[Collection entries]
'''

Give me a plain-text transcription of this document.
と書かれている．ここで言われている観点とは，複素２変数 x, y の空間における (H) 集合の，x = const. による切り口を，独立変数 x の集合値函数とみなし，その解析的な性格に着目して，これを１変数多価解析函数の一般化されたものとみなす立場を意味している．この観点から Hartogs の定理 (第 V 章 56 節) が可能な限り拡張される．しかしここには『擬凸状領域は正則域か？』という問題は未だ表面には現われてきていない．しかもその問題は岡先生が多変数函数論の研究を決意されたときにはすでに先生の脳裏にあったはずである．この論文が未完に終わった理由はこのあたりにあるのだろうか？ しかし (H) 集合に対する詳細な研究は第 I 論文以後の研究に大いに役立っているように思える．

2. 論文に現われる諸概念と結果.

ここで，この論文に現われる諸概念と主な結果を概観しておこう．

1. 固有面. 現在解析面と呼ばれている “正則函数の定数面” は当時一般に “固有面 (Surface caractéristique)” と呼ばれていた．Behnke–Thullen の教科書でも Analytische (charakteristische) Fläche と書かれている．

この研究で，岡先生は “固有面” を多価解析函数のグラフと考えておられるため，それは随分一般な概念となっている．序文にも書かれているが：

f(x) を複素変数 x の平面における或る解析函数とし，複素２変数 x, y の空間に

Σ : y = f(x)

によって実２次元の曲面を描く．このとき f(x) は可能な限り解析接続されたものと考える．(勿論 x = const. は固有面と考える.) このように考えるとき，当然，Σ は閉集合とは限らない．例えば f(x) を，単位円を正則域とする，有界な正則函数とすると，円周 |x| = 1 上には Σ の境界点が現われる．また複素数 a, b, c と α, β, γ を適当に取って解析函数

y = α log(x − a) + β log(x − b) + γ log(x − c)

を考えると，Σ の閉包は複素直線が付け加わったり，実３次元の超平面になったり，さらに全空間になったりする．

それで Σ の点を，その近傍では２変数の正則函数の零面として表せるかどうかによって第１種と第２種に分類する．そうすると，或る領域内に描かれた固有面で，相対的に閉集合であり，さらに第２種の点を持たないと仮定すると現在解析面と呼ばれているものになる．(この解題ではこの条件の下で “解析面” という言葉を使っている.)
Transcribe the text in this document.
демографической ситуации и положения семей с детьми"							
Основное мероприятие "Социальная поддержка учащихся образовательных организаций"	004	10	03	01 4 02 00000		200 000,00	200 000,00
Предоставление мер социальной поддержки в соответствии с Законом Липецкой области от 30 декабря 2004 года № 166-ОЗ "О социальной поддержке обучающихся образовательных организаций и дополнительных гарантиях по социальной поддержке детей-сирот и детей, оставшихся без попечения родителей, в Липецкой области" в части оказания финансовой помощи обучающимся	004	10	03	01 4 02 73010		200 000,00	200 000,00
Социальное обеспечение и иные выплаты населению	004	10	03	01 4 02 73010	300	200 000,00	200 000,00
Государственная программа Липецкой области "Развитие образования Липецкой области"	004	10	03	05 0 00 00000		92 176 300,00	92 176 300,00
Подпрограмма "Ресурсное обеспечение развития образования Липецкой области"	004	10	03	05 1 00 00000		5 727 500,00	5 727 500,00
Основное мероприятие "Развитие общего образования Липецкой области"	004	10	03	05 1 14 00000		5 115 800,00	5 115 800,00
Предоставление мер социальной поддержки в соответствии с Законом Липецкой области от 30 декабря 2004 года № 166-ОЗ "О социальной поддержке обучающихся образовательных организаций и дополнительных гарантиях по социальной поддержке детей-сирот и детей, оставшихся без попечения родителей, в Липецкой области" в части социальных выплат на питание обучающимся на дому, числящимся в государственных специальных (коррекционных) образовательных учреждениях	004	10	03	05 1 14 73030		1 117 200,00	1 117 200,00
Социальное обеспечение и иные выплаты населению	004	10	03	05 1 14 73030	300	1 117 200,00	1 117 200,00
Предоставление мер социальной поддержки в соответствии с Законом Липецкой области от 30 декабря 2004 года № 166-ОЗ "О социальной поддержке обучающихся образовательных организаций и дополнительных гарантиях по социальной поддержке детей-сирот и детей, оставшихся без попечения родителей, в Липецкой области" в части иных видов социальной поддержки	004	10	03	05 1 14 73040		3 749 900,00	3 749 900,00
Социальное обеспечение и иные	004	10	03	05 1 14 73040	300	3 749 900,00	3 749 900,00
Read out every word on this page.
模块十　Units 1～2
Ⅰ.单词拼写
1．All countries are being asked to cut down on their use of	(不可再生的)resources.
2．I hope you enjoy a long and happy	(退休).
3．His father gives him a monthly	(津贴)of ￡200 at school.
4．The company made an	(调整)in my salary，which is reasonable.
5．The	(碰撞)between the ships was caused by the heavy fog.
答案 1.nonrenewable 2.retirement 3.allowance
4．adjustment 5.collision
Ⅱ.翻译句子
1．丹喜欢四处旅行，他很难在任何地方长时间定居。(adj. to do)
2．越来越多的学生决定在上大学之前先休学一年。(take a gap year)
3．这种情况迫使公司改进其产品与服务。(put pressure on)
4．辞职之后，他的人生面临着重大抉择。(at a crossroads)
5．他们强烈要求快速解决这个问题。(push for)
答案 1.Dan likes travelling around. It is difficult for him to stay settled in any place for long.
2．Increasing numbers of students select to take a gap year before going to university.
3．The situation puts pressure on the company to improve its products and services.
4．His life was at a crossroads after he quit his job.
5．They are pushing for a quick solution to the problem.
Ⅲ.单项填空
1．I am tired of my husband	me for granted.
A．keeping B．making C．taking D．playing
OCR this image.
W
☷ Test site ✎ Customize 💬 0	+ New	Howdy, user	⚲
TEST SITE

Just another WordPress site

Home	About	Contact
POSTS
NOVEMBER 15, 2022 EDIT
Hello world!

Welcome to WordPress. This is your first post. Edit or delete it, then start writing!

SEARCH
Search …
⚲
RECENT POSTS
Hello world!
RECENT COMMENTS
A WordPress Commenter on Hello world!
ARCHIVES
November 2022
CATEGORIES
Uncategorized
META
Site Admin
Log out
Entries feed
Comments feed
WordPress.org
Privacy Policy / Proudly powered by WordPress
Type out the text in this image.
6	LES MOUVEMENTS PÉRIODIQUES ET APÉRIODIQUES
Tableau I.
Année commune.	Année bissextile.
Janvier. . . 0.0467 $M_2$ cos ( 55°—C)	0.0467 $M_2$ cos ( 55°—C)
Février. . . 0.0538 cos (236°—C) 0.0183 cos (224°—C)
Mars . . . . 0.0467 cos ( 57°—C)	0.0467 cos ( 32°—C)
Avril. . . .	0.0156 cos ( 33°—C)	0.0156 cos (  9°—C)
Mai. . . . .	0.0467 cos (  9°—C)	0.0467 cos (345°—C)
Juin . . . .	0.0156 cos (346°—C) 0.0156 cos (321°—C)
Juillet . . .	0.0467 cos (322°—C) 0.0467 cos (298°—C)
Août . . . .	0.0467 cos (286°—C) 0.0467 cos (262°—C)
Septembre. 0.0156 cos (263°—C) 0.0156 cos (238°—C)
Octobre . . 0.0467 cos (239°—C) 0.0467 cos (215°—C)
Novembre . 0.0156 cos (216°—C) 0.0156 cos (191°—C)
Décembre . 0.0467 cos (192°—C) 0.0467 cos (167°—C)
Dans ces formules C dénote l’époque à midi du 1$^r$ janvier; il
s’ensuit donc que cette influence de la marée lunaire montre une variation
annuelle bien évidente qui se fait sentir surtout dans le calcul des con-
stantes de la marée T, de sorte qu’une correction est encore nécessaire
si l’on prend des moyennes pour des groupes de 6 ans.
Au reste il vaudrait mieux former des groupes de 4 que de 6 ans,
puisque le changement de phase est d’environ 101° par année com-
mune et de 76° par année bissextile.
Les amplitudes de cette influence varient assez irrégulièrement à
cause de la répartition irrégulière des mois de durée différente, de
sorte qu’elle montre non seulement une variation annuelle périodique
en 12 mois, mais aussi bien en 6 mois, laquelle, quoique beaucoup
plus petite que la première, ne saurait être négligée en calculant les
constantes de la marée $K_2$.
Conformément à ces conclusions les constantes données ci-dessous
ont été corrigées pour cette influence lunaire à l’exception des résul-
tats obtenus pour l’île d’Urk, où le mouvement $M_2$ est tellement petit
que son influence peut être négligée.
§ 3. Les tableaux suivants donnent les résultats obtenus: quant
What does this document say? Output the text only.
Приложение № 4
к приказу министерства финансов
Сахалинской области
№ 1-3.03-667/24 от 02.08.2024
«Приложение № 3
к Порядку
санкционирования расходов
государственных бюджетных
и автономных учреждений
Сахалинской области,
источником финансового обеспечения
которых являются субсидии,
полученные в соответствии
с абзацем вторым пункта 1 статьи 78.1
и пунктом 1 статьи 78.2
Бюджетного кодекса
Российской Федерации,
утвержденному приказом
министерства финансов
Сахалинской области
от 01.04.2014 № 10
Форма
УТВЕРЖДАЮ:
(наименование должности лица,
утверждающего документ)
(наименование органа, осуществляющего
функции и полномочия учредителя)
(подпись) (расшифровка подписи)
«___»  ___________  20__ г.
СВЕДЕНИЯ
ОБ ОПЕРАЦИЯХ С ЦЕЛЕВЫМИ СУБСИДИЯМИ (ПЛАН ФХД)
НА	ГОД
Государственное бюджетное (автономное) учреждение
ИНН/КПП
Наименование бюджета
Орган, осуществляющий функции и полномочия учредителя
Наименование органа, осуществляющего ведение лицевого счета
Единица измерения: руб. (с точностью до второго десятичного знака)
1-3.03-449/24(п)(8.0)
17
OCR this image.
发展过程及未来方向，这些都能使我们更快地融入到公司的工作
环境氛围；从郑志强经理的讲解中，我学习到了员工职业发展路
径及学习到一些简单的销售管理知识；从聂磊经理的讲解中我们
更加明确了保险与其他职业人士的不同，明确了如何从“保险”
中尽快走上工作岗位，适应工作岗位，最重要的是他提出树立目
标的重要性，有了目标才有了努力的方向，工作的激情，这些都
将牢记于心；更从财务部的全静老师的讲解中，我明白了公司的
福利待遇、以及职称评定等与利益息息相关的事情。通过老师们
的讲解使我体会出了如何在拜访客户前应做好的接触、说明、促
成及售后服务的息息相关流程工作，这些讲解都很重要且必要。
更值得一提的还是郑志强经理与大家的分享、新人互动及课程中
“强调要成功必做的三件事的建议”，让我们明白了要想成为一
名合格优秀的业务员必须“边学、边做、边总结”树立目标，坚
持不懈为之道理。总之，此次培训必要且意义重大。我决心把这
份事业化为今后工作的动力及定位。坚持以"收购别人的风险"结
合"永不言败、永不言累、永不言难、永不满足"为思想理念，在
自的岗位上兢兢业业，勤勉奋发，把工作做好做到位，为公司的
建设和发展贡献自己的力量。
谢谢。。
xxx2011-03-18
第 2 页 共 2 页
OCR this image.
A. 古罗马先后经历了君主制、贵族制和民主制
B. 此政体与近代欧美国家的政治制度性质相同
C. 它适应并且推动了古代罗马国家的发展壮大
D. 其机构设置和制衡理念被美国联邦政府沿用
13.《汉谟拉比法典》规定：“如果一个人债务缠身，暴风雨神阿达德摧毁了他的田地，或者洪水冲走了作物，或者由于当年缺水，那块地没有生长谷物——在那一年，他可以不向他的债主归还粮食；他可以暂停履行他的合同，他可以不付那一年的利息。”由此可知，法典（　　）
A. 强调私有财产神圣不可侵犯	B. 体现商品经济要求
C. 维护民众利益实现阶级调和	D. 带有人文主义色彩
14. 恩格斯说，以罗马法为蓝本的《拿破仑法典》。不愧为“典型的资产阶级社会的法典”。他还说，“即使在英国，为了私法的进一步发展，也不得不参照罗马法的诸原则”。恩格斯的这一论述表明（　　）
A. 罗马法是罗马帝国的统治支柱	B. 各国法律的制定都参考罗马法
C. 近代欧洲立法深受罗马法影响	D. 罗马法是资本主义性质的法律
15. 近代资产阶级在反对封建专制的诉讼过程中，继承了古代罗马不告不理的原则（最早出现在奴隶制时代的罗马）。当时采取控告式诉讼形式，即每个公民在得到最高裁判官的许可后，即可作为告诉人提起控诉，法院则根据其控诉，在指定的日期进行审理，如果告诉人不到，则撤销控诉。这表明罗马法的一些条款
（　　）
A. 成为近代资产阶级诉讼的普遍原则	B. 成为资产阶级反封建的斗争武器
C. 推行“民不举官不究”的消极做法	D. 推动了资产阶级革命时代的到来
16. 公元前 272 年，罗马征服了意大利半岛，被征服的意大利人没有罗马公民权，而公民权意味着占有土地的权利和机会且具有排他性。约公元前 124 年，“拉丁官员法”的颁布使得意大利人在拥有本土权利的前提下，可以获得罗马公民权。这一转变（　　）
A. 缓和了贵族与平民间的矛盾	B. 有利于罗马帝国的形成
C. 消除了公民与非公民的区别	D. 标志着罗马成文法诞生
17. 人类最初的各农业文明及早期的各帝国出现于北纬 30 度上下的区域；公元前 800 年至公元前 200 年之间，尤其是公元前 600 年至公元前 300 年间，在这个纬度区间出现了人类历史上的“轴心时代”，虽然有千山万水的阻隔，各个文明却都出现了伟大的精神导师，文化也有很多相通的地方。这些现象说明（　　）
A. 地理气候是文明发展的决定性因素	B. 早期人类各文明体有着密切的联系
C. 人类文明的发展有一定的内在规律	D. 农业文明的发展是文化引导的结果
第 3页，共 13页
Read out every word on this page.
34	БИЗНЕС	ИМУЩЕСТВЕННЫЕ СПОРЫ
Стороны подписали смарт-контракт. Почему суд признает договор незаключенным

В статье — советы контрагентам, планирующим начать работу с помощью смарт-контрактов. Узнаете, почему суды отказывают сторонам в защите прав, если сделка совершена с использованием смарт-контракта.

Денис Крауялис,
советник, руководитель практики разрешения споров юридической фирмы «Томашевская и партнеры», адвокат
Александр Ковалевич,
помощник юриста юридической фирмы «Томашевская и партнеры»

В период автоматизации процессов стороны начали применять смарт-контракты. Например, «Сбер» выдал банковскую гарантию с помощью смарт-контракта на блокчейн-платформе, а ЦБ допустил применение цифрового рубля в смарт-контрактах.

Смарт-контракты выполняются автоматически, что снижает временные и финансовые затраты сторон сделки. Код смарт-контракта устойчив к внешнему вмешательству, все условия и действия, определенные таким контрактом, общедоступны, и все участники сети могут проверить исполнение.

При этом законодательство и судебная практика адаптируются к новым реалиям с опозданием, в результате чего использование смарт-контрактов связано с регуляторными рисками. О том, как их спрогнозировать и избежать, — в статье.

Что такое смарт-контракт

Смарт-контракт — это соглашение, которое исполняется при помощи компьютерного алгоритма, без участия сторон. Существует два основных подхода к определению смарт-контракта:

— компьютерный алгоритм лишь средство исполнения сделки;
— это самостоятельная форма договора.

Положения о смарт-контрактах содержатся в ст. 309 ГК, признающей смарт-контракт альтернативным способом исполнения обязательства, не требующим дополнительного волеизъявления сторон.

'''

*Written exercise*. Find the lines that include the string "контрактах", then copy each of them.

*Answer to the task*.
В период автоматизации процессов стороны начали применять смарт-контракты. Например, «Сбер» выдал банковскую гарантию с помощью смарт-контракта на блокчейн-платформе, а ЦБ допустил применение цифрового рубля в смарт-контрактах.
Положения о смарт-контрактах содержатся в ст. 309 ГК, признающей смарт-контракт альтернативным способом исполнения обязательства, не требующим дополнительного волеизъявления сторон.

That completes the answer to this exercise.